:: DATA FOR THIS TASK

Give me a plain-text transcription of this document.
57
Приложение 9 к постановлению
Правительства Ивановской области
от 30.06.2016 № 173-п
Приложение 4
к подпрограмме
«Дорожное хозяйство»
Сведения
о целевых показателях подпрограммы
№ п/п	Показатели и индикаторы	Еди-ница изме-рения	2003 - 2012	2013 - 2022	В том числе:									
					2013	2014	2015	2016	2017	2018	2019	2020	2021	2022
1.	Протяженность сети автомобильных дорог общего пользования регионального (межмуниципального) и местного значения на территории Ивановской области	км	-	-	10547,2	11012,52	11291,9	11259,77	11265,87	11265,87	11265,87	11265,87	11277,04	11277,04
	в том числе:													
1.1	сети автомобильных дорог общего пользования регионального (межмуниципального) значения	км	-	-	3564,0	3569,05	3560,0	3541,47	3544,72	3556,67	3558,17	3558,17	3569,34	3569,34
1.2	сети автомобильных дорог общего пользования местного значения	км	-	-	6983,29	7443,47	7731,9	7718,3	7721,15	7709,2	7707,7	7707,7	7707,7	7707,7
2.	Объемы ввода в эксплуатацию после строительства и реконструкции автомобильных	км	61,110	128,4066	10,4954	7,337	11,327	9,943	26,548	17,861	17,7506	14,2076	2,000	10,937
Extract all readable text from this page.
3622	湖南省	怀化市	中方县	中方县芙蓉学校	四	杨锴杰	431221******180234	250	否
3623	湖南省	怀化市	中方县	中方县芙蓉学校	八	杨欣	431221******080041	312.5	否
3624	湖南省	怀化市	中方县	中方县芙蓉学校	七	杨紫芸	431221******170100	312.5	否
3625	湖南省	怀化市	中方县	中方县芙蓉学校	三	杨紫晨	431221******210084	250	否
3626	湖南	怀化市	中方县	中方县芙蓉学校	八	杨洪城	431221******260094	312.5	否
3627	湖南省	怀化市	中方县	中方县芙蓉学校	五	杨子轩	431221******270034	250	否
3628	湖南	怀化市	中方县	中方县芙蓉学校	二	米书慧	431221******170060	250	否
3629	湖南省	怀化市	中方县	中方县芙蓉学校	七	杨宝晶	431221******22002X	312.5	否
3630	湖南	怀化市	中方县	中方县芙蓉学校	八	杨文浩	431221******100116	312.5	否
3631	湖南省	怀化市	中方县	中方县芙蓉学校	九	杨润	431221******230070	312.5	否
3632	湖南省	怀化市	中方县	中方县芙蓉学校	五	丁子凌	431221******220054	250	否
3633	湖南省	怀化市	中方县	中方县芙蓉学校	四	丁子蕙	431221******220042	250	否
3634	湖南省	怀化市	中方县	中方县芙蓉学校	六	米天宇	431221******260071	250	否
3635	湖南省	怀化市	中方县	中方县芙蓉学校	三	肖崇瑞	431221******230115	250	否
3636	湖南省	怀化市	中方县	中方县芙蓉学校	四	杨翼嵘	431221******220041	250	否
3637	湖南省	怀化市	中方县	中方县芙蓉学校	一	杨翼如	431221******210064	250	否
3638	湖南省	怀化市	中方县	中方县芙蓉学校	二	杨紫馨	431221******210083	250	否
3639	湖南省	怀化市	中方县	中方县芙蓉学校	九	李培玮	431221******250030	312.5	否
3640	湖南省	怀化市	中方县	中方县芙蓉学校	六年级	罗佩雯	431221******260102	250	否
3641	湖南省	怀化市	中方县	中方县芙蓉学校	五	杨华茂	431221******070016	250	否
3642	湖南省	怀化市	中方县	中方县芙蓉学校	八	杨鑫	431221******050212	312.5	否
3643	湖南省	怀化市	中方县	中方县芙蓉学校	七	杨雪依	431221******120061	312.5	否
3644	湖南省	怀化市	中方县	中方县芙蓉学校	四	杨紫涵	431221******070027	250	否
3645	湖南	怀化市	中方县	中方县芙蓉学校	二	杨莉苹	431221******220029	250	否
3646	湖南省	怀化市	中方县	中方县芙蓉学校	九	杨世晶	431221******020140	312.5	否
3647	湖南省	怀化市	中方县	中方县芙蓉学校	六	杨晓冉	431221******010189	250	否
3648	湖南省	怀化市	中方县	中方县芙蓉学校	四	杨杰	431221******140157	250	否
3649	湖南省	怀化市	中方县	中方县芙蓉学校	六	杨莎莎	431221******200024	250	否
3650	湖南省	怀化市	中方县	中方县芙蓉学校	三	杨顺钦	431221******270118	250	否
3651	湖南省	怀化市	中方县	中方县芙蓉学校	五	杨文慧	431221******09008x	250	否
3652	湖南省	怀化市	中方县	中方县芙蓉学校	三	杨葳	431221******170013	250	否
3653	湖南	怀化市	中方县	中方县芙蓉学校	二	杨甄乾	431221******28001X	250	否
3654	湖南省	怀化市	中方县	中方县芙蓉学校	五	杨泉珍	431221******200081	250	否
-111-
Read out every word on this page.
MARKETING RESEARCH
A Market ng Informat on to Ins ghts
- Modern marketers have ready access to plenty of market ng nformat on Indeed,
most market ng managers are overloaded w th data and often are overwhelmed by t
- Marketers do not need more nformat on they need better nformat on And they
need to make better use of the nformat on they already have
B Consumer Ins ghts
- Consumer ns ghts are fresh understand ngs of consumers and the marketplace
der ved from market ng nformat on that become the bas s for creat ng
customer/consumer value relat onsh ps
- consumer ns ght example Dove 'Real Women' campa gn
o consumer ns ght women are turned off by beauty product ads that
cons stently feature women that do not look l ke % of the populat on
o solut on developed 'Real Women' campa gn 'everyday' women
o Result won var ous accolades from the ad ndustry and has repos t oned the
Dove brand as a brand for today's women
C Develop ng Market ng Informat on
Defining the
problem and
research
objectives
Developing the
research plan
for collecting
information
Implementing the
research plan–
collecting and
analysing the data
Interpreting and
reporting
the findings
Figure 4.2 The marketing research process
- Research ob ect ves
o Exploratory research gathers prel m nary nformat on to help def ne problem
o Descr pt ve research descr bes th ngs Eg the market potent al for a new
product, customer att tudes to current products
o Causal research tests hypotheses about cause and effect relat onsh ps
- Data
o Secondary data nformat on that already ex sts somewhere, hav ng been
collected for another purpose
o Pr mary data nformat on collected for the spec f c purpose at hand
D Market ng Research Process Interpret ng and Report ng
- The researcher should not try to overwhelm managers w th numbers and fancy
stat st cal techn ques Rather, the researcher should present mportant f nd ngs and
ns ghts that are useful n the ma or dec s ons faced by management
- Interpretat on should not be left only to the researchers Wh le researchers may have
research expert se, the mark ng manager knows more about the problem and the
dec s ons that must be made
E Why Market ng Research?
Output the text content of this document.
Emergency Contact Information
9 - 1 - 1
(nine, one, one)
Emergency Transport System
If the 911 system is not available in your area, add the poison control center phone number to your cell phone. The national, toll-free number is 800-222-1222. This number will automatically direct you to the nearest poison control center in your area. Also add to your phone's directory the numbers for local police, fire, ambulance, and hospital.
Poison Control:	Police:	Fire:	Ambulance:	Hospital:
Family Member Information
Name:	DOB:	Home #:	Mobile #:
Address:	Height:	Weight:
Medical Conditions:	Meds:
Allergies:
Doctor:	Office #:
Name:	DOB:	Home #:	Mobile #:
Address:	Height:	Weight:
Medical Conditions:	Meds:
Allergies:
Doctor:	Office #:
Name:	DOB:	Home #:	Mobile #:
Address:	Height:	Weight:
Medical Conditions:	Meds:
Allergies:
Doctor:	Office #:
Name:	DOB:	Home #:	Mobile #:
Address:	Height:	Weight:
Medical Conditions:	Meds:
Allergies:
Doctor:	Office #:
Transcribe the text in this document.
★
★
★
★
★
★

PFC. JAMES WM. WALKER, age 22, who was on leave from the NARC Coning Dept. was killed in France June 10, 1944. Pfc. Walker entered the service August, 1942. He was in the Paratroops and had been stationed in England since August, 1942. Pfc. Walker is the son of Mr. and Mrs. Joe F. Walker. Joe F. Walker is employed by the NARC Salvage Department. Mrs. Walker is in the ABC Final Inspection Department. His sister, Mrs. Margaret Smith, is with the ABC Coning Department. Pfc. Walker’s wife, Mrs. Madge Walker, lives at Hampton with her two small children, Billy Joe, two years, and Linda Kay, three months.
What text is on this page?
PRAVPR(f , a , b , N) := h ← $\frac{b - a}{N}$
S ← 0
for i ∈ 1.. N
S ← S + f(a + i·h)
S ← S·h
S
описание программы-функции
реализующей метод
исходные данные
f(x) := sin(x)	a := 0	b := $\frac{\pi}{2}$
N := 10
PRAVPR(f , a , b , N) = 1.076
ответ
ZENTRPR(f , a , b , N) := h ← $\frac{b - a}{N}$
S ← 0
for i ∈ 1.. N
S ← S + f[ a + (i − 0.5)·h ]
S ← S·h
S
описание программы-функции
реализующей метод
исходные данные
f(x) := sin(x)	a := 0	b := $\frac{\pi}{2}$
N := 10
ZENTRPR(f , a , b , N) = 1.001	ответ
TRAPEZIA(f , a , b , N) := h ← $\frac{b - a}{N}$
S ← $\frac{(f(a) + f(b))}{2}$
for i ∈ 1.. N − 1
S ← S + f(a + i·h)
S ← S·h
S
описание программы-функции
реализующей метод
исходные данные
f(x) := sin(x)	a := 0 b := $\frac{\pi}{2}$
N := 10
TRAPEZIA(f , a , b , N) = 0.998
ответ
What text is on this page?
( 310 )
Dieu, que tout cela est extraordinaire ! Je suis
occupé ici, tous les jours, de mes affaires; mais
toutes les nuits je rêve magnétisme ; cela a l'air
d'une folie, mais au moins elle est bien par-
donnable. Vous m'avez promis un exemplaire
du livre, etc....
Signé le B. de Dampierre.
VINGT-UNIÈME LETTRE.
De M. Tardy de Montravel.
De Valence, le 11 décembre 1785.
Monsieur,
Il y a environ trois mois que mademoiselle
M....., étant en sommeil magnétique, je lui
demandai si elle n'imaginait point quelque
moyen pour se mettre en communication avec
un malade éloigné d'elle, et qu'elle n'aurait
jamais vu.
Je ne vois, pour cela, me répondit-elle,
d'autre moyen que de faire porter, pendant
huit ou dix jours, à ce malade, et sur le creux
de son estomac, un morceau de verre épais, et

::::

EXERCISE:
Find the word "Приложение" in the entries, and copy every line it shows up in.

RESULT FOR THIS TASK:
Приложение 9 к постановлению
Приложение 4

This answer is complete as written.